*EXERCISE MATERIALS:*

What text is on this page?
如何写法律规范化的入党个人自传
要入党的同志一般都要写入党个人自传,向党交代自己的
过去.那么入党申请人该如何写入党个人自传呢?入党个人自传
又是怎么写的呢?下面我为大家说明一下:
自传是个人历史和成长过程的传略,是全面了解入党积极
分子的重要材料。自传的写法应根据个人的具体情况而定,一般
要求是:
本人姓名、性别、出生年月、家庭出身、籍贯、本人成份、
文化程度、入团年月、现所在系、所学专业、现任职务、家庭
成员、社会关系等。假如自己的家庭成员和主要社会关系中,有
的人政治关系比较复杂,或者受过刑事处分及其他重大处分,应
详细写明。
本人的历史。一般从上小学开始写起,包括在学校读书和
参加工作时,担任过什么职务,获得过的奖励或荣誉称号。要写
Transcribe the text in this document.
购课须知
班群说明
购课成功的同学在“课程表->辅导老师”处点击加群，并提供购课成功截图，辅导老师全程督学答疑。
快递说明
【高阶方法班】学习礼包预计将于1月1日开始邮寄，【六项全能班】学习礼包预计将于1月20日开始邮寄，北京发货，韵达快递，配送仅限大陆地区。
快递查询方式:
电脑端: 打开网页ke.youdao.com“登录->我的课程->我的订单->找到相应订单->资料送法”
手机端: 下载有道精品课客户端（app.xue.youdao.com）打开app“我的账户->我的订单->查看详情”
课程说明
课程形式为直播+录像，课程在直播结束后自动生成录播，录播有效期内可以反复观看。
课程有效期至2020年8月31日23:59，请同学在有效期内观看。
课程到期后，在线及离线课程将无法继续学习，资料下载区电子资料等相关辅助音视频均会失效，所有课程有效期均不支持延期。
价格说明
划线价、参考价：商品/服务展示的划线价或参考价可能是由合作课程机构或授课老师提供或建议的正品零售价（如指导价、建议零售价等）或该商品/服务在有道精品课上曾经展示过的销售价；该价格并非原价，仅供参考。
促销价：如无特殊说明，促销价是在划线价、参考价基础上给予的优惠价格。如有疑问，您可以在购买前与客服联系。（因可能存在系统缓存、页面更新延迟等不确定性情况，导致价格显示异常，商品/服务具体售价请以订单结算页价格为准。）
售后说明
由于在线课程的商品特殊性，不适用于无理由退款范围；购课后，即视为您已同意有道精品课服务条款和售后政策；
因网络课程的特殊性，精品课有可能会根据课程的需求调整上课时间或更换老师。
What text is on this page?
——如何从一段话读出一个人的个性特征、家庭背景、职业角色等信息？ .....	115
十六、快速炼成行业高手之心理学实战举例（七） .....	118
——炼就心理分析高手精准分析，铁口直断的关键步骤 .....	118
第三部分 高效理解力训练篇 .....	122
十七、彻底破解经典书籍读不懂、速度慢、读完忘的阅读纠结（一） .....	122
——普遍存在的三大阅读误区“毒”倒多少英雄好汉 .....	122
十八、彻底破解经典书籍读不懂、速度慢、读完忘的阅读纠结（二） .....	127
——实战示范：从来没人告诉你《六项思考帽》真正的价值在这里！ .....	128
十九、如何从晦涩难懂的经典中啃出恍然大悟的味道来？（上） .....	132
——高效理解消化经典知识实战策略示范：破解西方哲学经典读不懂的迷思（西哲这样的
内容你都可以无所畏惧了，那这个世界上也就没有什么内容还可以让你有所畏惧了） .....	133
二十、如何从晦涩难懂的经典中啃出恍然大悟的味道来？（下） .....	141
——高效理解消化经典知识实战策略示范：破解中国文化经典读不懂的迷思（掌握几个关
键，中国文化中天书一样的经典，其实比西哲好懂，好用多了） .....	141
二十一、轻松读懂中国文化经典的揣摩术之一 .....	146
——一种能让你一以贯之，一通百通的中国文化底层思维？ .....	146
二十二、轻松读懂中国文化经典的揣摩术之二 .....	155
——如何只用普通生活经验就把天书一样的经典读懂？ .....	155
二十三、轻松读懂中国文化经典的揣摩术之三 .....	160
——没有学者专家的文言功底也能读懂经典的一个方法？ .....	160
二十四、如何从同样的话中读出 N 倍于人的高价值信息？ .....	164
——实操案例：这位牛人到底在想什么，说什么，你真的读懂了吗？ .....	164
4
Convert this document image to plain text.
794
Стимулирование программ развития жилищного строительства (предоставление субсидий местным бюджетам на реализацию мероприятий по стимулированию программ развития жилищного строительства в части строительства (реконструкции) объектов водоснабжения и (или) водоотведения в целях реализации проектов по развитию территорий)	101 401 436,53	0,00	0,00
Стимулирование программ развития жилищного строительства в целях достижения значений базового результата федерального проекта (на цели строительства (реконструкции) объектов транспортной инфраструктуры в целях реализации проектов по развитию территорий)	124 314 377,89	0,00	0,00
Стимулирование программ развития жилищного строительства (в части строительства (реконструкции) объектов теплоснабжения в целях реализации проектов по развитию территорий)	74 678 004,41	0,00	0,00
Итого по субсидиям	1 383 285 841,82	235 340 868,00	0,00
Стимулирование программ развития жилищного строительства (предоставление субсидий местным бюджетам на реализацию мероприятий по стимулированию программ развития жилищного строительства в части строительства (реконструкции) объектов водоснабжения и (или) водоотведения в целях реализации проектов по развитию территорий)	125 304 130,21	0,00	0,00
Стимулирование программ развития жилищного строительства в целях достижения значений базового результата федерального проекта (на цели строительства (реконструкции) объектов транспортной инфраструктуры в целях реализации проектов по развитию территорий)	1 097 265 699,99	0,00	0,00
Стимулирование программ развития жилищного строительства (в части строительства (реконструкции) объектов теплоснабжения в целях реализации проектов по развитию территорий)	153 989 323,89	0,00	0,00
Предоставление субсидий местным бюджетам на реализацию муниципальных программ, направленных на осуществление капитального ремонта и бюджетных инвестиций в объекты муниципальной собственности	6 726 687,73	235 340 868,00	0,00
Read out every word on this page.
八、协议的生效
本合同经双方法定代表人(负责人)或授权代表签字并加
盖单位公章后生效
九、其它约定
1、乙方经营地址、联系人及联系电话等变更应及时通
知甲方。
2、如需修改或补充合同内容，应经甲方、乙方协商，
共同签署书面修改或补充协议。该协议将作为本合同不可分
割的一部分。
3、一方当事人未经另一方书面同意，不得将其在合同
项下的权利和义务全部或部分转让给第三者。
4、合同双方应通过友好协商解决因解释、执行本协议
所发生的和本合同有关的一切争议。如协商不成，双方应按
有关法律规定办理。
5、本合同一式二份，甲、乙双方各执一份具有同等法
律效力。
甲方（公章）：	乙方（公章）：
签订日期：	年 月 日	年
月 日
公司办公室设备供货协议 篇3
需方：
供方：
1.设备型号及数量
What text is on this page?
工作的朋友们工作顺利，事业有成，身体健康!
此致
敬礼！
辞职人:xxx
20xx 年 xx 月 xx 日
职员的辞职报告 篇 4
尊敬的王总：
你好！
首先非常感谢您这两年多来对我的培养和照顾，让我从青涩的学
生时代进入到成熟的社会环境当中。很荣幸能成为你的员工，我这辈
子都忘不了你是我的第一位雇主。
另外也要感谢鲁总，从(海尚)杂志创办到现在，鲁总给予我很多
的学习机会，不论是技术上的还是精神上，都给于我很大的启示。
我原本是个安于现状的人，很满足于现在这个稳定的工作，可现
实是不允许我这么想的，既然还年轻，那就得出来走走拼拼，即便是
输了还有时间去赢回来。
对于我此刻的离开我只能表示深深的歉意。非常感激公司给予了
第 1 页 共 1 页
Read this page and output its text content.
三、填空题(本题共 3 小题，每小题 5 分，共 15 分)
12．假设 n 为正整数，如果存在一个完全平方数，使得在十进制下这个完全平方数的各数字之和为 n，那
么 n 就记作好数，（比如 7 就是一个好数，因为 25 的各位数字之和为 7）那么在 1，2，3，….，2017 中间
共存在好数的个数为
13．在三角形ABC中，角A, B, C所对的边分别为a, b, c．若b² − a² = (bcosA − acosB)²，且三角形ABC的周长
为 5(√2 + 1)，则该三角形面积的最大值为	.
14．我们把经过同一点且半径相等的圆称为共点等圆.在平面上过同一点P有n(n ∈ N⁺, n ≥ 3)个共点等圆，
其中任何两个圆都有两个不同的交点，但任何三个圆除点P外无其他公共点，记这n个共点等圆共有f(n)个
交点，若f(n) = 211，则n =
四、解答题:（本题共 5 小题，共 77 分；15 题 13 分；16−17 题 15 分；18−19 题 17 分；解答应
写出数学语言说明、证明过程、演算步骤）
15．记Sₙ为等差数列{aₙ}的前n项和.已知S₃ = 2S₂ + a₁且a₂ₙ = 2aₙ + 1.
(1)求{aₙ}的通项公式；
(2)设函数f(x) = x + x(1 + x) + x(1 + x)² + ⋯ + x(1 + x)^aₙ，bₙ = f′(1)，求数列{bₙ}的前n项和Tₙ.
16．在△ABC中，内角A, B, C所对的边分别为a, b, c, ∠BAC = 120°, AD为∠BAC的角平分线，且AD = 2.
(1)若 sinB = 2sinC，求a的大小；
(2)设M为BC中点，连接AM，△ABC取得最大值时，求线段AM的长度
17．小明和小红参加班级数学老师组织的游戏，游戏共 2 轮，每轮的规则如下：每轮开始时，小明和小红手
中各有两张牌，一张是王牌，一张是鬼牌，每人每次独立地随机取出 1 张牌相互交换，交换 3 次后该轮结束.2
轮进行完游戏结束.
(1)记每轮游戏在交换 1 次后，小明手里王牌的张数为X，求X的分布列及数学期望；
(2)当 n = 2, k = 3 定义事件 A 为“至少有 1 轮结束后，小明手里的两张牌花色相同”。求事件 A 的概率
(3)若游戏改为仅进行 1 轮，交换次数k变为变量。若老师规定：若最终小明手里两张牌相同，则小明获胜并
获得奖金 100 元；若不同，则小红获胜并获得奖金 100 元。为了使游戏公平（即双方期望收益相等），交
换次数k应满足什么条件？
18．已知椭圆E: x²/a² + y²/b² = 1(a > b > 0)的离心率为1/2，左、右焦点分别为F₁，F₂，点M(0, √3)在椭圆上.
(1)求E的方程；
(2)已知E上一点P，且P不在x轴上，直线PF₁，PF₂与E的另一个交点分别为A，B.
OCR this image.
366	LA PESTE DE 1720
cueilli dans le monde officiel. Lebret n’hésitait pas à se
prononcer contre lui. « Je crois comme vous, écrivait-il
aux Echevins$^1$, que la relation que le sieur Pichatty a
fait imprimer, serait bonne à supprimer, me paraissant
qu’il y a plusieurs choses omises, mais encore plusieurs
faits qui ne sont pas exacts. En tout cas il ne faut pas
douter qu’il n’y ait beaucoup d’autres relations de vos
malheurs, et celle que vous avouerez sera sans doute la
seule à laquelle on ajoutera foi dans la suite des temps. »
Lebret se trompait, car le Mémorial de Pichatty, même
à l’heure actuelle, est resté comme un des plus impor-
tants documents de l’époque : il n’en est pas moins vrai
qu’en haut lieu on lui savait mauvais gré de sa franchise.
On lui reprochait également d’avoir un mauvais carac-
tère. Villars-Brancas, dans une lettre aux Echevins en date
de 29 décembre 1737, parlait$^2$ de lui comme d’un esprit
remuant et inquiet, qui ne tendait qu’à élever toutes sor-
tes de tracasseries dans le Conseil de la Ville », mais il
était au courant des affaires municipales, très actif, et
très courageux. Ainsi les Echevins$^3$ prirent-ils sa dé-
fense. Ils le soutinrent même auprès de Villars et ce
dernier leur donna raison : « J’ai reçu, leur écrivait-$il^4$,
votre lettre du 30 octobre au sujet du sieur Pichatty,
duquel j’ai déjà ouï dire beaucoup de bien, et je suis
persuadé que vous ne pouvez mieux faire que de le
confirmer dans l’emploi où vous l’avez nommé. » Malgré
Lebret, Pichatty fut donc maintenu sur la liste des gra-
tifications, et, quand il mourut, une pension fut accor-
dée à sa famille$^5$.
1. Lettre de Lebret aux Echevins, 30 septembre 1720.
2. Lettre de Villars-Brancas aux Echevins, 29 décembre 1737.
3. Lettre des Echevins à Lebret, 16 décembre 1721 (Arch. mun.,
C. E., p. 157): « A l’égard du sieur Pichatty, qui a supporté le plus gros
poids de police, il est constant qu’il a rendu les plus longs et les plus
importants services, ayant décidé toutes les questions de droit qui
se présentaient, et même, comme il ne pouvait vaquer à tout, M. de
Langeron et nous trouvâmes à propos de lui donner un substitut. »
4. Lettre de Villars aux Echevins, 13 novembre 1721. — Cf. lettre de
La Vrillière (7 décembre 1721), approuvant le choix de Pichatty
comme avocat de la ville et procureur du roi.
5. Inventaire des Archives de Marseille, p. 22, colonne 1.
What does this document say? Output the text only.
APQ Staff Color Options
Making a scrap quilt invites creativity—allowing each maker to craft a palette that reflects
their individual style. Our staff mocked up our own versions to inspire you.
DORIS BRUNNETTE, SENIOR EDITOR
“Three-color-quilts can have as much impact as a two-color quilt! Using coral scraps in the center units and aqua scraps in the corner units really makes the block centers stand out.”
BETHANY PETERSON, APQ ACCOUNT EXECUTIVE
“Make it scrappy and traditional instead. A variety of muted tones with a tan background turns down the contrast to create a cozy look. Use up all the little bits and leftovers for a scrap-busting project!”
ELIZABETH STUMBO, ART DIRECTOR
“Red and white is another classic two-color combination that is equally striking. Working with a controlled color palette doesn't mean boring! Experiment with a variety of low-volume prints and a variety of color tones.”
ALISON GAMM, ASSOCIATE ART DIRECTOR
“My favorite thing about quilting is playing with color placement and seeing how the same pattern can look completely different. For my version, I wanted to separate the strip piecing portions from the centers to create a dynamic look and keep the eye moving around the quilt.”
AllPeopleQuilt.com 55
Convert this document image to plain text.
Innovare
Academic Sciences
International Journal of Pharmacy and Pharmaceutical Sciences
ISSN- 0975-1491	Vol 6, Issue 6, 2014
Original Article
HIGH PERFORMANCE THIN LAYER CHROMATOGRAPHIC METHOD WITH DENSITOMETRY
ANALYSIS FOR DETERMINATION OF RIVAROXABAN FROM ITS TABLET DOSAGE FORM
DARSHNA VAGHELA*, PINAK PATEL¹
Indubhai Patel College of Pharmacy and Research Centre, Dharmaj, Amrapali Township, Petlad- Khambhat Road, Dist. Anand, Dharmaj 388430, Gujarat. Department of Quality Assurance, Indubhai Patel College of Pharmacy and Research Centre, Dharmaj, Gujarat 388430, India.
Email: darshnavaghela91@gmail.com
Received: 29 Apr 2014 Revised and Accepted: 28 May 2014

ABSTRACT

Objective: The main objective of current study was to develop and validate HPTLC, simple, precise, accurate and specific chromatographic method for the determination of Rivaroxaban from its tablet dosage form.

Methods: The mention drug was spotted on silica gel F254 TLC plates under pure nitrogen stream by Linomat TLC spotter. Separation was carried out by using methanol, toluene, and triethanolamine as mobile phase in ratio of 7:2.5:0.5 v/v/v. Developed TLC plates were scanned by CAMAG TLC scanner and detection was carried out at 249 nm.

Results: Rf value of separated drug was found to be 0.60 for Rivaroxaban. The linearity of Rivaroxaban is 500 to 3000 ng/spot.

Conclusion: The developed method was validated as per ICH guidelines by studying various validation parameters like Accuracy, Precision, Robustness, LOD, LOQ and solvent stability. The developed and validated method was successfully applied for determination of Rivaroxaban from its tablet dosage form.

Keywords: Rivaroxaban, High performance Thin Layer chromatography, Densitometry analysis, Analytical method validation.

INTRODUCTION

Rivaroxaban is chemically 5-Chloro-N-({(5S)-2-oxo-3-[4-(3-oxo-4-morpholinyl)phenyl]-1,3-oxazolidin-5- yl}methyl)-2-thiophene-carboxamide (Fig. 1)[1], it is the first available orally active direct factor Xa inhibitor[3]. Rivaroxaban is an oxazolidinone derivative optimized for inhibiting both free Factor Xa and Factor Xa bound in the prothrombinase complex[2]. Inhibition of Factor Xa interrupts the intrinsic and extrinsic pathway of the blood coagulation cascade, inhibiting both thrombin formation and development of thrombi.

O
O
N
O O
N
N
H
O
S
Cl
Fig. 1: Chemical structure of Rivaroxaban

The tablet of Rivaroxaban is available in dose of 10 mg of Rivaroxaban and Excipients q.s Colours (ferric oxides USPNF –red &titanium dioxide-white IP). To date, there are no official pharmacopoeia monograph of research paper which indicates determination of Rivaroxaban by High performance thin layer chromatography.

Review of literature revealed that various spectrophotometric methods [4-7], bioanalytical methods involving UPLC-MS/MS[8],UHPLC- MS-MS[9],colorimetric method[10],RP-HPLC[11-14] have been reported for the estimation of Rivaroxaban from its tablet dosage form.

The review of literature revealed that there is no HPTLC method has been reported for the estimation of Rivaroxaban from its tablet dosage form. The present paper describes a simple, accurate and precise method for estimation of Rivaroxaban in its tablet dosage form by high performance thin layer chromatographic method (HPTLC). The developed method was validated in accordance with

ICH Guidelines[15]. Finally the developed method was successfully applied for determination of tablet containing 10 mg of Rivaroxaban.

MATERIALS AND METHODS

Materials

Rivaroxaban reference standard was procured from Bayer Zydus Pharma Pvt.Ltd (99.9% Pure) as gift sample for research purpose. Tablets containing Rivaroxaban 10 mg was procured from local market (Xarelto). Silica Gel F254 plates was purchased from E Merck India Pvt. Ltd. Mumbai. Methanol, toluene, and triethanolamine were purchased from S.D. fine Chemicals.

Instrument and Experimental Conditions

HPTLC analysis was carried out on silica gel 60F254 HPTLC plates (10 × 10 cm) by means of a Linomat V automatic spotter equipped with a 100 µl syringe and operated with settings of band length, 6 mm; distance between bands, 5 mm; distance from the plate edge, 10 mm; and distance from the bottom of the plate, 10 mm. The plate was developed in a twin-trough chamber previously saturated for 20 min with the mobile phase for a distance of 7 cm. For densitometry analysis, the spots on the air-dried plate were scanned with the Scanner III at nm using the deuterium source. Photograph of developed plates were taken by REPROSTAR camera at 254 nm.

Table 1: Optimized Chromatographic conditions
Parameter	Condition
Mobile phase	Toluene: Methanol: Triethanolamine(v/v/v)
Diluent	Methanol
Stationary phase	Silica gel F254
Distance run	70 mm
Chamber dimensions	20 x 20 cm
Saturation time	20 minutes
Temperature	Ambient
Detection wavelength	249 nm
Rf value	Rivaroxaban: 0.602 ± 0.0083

*STATED TASK:*
Only the number is wanted: how many lines of the material above include the word "高效理解消化经典知识实战策略示范"?

*EXERCISE RESPONSE:*
2